MATERIAL SHOWN

--- begin ---

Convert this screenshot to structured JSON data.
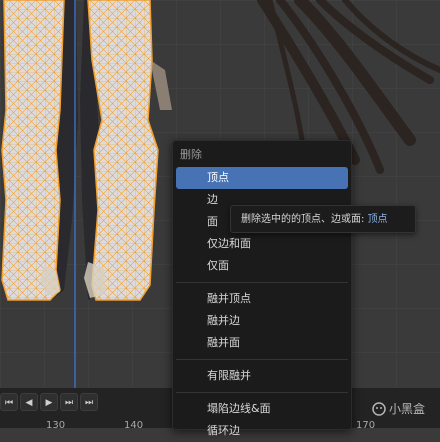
{
  "menu": {
    "title": "删除",
    "items": [
      "顶点",
      "边",
      "面",
      "仅边和面",
      "仅面"
    ],
    "merge_items": [
      "融并顶点",
      "融并边",
      "融并面"
    ],
    "limited_item": "有限融并",
    "other_items": [
      "塌陷边线&面",
      "循环边"
    ]
  },
  "tooltip": {
    "text": "删除选中的的顶点、边或面: ",
    "key": "顶点"
  },
  "timeline": {
    "ticks": [
      "130",
      "140",
      "170"
    ]
  },
  "watermark": "小黑盒",
  "colors": {
    "accent": "#4772b3",
    "mesh": "#f0a030"
  }
}
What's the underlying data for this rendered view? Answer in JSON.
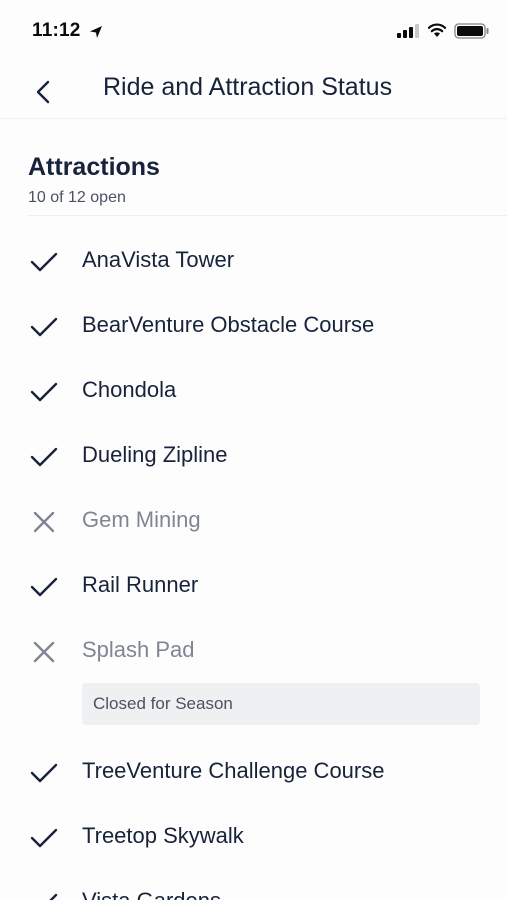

--- end ---

EXERCISE INSTRUCTIONS
Write out all the records again, exactly, minus any pictures.

RESPONSE TO THE EXERCISE
Convert this screenshot to structured JSON data.
{
  "menu": {
    "title": "删除",
    "items": [
      "顶点",
      "边",
      "面",
      "仅边和面",
      "仅面"
    ],
    "merge_items": [
      "融并顶点",
      "融并边",
      "融并面"
    ],
    "limited_item": "有限融并",
    "other_items": [
      "塌陷边线&面",
      "循环边"
    ]
  },
  "tooltip": {
    "text": "删除选中的的顶点、边或面: ",
    "key": "顶点"
  },
  "timeline": {
    "ticks": [
      "130",
      "140",
      "170"
    ]
  },
  "watermark": "小黑盒",
  "colors": {
    "accent": "#4772b3",
    "mesh": "#f0a030"
  }
}
What's the underlying data for this rendered view? Answer in JSON.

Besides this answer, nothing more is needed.